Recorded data
== == ==

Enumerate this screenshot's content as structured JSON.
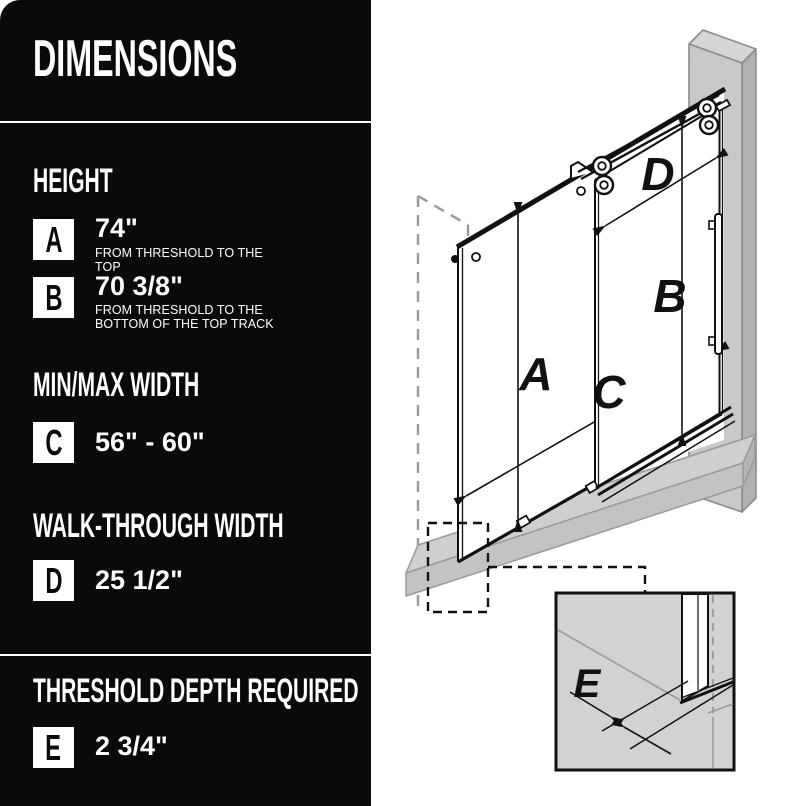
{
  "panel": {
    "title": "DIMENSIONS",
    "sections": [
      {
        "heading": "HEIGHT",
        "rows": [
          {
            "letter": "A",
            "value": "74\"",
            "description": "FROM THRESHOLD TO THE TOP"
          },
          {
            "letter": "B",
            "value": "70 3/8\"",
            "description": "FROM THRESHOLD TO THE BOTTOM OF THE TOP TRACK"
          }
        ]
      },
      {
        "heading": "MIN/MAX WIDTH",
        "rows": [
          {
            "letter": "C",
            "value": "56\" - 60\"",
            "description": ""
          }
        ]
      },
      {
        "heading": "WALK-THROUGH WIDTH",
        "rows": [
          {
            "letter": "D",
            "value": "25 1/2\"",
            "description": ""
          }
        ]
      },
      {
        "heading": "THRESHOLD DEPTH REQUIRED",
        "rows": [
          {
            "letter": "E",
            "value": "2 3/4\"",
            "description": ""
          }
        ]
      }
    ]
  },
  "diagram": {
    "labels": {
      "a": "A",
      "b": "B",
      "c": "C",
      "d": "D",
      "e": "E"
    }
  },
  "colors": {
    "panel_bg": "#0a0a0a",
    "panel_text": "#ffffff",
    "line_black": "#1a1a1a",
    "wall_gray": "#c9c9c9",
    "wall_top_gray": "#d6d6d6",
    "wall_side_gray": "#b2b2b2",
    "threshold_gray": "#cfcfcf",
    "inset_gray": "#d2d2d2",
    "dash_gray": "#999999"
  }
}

== == ==

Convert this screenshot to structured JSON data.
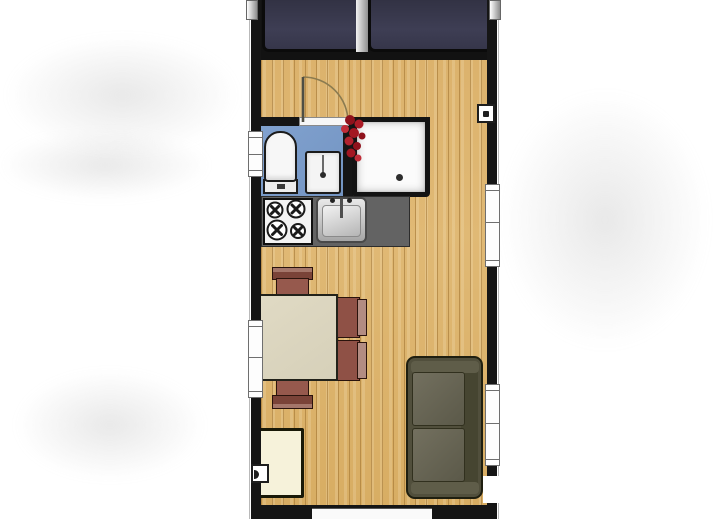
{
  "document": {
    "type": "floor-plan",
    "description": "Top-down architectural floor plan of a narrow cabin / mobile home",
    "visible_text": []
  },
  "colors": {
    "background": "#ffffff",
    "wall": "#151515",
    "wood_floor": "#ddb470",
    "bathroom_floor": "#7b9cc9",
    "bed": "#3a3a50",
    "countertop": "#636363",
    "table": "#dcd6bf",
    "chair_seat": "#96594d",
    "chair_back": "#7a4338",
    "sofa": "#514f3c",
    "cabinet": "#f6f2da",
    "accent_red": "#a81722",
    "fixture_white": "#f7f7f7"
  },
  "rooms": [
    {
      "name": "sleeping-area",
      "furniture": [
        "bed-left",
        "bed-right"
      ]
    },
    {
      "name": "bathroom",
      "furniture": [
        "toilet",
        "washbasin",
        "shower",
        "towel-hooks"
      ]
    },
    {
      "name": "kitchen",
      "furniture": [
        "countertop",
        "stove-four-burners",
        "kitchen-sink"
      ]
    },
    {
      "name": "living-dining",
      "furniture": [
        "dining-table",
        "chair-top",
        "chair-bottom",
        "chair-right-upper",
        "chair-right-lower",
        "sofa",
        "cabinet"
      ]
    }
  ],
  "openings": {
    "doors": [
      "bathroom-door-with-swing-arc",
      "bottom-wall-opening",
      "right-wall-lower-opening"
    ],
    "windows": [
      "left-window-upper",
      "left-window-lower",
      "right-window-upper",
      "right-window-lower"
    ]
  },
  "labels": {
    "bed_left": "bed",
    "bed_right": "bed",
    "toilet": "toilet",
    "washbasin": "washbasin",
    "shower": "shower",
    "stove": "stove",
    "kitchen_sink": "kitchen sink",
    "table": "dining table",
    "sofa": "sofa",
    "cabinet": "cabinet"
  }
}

== == ==

#### [WHAT YOU SHOULD DO]
Consider the entries above and return each line with the string "upper".

#### [EXERCISE ANSWER]
        "chair-right-upper",
      "left-window-upper",
      "right-window-upper",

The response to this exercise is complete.